▶ WHAT IS NEEDED
In the copy, include every entry exactly but none of the images.

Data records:
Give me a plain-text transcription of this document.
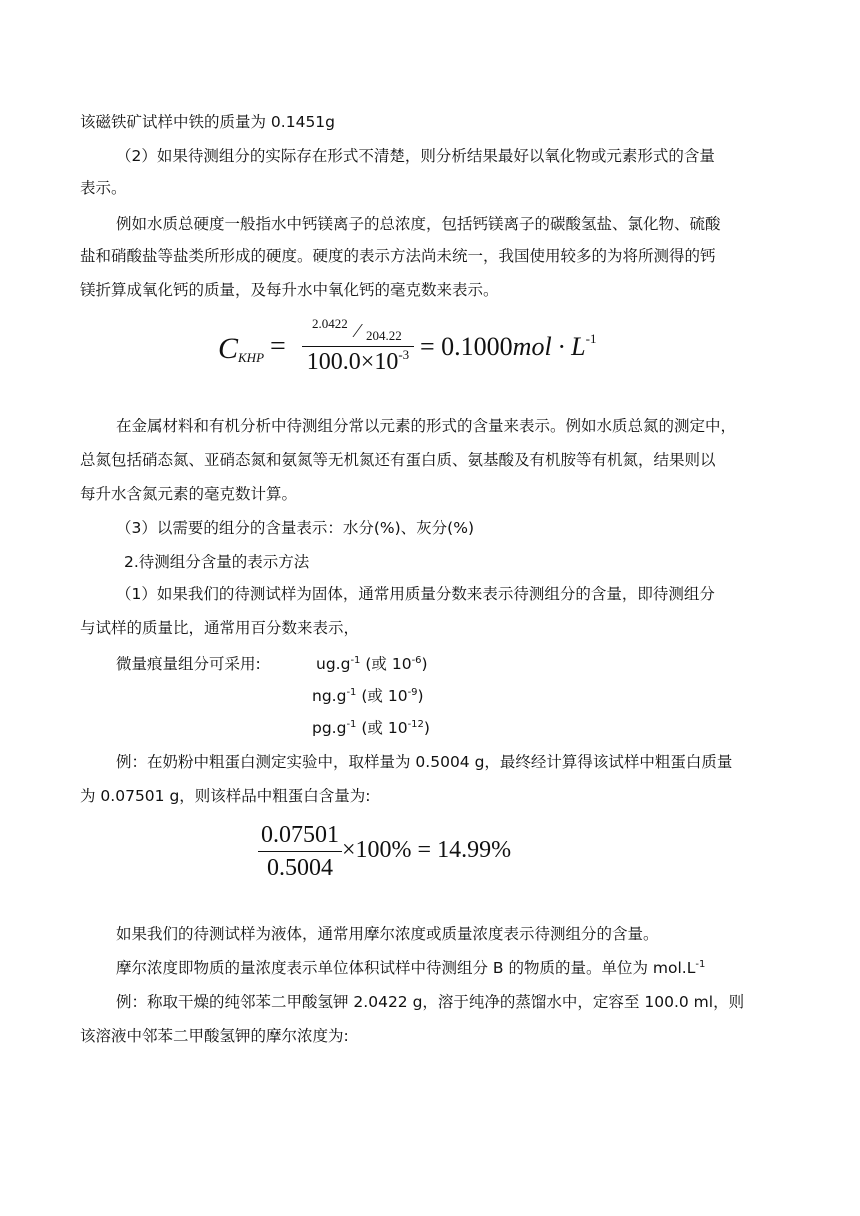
该磁铁矿试样中铁的质量为 0.1451g
（2）如果待测组分的实际存在形式不清楚，则分析结果最好以氧化物或元素形式的含量
表示。
例如水质总硬度一般指水中钙镁离子的总浓度，包括钙镁离子的碳酸氢盐、氯化物、硫酸
盐和硝酸盐等盐类所形成的硬度。硬度的表示方法尚未统一，我国使用较多的为将所测得的钙
镁折算成氧化钙的质量，及每升水中氧化钙的毫克数来表示。
CKHP =
2.0422 ⁄ 204.22
$100.0\times 10^{-3} = 0.1000mol \cdot L^{-1}$
在金属材料和有机分析中待测组分常以元素的形式的含量来表示。例如水质总氮的测定中，
总氮包括硝态氮、亚硝态氮和氨氮等无机氮还有蛋白质、氨基酸及有机胺等有机氮，结果则以
每升水含氮元素的毫克数计算。
（3）以需要的组分的含量表示：水分(%)、灰分(%)
2.待测组分含量的表示方法
（1）如果我们的待测试样为固体，通常用质量分数来表示待测组分的含量，即待测组分
与试样的质量比，通常用百分数来表示，
微量痕量组分可采用:	$ug.g^{-1}$ (或 $10^{-6}$)
$ng.g^{-1}$ (或 $10^{-9}$)
$pg.g^{-1}$ (或 $10^{-12}$)
例：在奶粉中粗蛋白测定实验中，取样量为 0.5004 g，最终经计算得该试样中粗蛋白质量
为 0.07501 g，则该样品中粗蛋白含量为:
0.07501
0.5004
×100% = 14.99%
如果我们的待测试样为液体，通常用摩尔浓度或质量浓度表示待测组分的含量。
摩尔浓度即物质的量浓度表示单位体积试样中待测组分 B 的物质的量。单位为 $mol.L^{-1}$
例：称取干燥的纯邻苯二甲酸氢钾 2.0422 g，溶于纯净的蒸馏水中，定容至 100.0 ml，则
该溶液中邻苯二甲酸氢钾的摩尔浓度为:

▶ RESULT BELOW
Give me a plain-text transcription of this document.
该磁铁矿试样中铁的质量为 0.1451g
（2）如果待测组分的实际存在形式不清楚，则分析结果最好以氧化物或元素形式的含量
表示。
例如水质总硬度一般指水中钙镁离子的总浓度，包括钙镁离子的碳酸氢盐、氯化物、硫酸
盐和硝酸盐等盐类所形成的硬度。硬度的表示方法尚未统一，我国使用较多的为将所测得的钙
镁折算成氧化钙的质量，及每升水中氧化钙的毫克数来表示。
CKHP =
2.0422 ⁄ 204.22
$100.0\times 10^{-3} = 0.1000mol \cdot L^{-1}$
在金属材料和有机分析中待测组分常以元素的形式的含量来表示。例如水质总氮的测定中，
总氮包括硝态氮、亚硝态氮和氨氮等无机氮还有蛋白质、氨基酸及有机胺等有机氮，结果则以
每升水含氮元素的毫克数计算。
（3）以需要的组分的含量表示：水分(%)、灰分(%)
2.待测组分含量的表示方法
（1）如果我们的待测试样为固体，通常用质量分数来表示待测组分的含量，即待测组分
与试样的质量比，通常用百分数来表示，
微量痕量组分可采用:	$ug.g^{-1}$ (或 $10^{-6}$)
$ng.g^{-1}$ (或 $10^{-9}$)
$pg.g^{-1}$ (或 $10^{-12}$)
例：在奶粉中粗蛋白测定实验中，取样量为 0.5004 g，最终经计算得该试样中粗蛋白质量
为 0.07501 g，则该样品中粗蛋白含量为:
0.07501
0.5004
×100% = 14.99%
如果我们的待测试样为液体，通常用摩尔浓度或质量浓度表示待测组分的含量。
摩尔浓度即物质的量浓度表示单位体积试样中待测组分 B 的物质的量。单位为 $mol.L^{-1}$
例：称取干燥的纯邻苯二甲酸氢钾 2.0422 g，溶于纯净的蒸馏水中，定容至 100.0 ml，则
该溶液中邻苯二甲酸氢钾的摩尔浓度为:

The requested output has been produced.